> **À faire**:
1. Reproduisez tel quel le passage de l'entretien sur les Jeux de 2024 qui commence par "Roxana Maracineanu —" et se poursuit jusqu'à "booster sans égal.".
2. Selon l'entretien sur les Jeux de 2024, pendant combien de temps cette échéance mobilise-t-elle un athlète à plein temps ?

> **Texte à lire**:
Politique Internationale — Une question de but en blanc : qu’est-ce que cela signifie pour la France d’accueillir les Jeux Olympiques en 2024 ?
Roxana Maracineanu — Les Jeux Olympiques et Paralympiques, c’est l’un des plus grands événements du monde. Pas seulement dans la sphère sportive. Pour un athlète, c’est le défi d’une vie. La compétition ultime pour un olympien ou un paralympien. Une échéance exceptionnelle qui vous mobilise à plein temps pendant quatre années, voire davantage. À l’échelle de notre pays, c’est une vitrine fabuleuse de nos savoir-faire, de nos valeurs, de notre richesse sportive et culturelle. C’est un moteur économique puissant pendant les Jeux, mais aussi en amont et en aval, avec des logements, des équipements sportifs qui seront construits ou rénovés. C’est un booster sans égal.
P. I. — Quel est, à vos yeux, l’enjeu majeur de cet événement ? Est-ce l’aspect politique, économique, sportif, social ?

> **Enregistrements**:

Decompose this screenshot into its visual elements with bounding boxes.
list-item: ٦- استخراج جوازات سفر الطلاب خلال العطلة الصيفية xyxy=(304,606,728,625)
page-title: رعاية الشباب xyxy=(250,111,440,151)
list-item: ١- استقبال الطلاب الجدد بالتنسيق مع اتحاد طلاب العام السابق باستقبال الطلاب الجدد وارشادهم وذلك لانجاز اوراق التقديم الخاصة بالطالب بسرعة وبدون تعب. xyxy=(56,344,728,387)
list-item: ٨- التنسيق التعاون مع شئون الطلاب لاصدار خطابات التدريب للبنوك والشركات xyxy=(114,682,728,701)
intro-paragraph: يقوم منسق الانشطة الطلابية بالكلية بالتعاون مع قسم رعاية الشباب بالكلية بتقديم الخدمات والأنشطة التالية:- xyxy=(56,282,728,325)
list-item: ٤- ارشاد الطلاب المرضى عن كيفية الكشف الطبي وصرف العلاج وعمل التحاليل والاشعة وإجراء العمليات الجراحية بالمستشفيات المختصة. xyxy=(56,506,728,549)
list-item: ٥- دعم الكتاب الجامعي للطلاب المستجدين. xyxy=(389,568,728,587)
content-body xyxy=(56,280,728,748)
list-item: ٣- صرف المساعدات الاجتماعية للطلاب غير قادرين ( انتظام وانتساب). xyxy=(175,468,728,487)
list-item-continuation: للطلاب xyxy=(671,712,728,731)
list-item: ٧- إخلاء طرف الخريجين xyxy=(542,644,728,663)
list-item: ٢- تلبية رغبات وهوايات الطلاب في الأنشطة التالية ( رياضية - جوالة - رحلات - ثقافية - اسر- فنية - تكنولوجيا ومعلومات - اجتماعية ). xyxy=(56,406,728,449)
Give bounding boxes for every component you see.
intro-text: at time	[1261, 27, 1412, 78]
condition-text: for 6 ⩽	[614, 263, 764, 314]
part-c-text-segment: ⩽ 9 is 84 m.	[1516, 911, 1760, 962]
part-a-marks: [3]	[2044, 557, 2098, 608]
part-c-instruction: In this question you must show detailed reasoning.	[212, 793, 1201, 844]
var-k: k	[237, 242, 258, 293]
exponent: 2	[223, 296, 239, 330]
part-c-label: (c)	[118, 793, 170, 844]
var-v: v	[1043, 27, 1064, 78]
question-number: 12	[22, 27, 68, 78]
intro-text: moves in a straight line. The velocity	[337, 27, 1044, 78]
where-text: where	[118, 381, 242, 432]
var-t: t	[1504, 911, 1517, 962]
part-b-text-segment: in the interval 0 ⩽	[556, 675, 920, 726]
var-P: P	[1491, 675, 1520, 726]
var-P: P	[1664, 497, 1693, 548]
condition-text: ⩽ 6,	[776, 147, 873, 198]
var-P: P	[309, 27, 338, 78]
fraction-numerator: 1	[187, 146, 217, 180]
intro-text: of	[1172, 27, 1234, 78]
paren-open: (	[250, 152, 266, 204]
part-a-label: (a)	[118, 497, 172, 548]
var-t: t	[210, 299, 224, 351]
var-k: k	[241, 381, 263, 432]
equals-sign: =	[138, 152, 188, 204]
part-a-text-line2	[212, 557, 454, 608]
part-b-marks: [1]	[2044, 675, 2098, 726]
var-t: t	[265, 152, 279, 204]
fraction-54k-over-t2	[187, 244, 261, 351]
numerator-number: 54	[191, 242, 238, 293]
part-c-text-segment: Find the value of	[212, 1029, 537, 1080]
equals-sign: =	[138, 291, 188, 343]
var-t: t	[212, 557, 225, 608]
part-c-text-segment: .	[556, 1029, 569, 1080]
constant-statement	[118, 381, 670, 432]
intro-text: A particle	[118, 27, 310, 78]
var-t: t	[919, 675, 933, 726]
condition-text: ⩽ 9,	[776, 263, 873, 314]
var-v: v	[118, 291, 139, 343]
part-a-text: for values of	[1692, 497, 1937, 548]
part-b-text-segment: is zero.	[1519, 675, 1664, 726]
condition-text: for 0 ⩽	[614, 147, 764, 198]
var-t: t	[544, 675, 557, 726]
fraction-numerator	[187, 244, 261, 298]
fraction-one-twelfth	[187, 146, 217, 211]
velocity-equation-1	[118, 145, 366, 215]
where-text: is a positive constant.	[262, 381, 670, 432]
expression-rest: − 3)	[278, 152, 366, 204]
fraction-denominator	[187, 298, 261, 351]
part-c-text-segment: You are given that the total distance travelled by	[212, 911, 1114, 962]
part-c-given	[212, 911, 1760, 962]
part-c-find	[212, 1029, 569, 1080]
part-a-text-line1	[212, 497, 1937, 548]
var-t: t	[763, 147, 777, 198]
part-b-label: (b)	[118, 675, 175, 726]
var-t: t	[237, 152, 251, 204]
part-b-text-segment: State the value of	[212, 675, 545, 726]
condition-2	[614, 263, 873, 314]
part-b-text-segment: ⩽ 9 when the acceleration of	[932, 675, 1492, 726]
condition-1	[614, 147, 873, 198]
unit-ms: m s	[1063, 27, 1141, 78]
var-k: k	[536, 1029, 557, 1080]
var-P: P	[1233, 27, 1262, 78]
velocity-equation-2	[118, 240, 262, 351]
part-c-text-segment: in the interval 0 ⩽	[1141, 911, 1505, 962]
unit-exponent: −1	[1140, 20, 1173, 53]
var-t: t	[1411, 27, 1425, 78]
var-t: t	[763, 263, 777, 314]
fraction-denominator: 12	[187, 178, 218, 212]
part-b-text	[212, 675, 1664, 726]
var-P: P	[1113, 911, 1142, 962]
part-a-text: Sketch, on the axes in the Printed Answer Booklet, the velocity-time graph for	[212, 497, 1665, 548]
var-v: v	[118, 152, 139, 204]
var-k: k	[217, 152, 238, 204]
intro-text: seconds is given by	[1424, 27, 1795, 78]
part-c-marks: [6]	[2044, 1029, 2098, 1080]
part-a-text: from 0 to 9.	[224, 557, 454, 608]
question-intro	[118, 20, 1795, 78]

> **Réponses attendues**:
1.
Roxana Maracineanu — Les Jeux Olympiques et Paralympiques, c’est l’un des plus grands événements du monde. Pas seulement dans la sphère sportive. Pour un athlète, c’est le défi d’une vie. La compétition ultime pour un olympien ou un paralympien. Une échéance exceptionnelle qui vous mobilise à plein temps pendant quatre années, voire davantage. À l’échelle de notre pays, c’est une vitrine fabuleuse de nos savoir-faire, de nos valeurs, de notre richesse sportive et culturelle. C’est un moteur économique puissant pendant les Jeux, mais aussi en amont et en aval, avec des logements, des équipements sportifs qui seront construits ou rénovés. C’est un booster sans égal.

2. Pendant quatre années, voire davantage.